→ Data shown
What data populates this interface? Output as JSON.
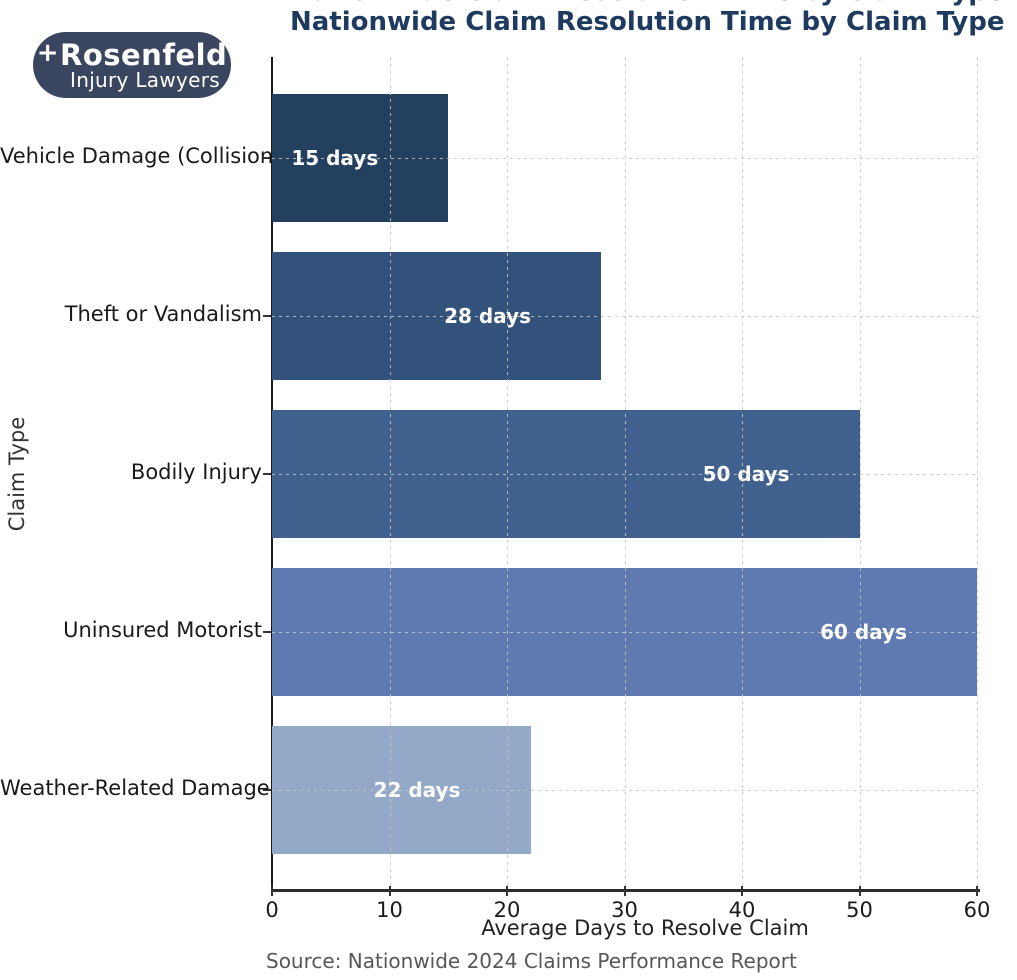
{
  "logo": {
    "plus_symbol": "+",
    "brand_name": "Rosenfeld",
    "brand_subtitle": "Injury Lawyers",
    "bg_color": "#3a4660",
    "text_color": "#ffffff"
  },
  "chart_data": {
    "type": "bar",
    "orientation": "horizontal",
    "title": "Nationwide Claim Resolution Time by Claim Type",
    "title_color": "#1e3a5f",
    "xlabel": "Average Days to Resolve Claim",
    "ylabel": "Claim Type",
    "source": "Source: Nationwide 2024 Claims Performance Report",
    "categories": [
      "Vehicle Damage (Collision)",
      "Theft or Vandalism",
      "Bodily Injury",
      "Uninsured Motorist",
      "Weather-Related Damage"
    ],
    "values": [
      15,
      28,
      50,
      60,
      22
    ],
    "value_labels": [
      "15 days",
      "28 days",
      "50 days",
      "60 days",
      "22 days"
    ],
    "bar_colors": [
      "#24405f",
      "#32517b",
      "#40608e",
      "#5e7ab0",
      "#93a9c7"
    ],
    "xlim": [
      0,
      60
    ],
    "xticks": [
      0,
      10,
      20,
      30,
      40,
      50,
      60
    ],
    "grid": "dashed, drawn over bars",
    "legend": "none"
  }
}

→ Your goal
List all lines in the material containing the string "Nationwide".

→ Full solution
    "title": "Nationwide Claim Resolution Time by Claim Type",
    "source": "Source: Nationwide 2024 Claims Performance Report",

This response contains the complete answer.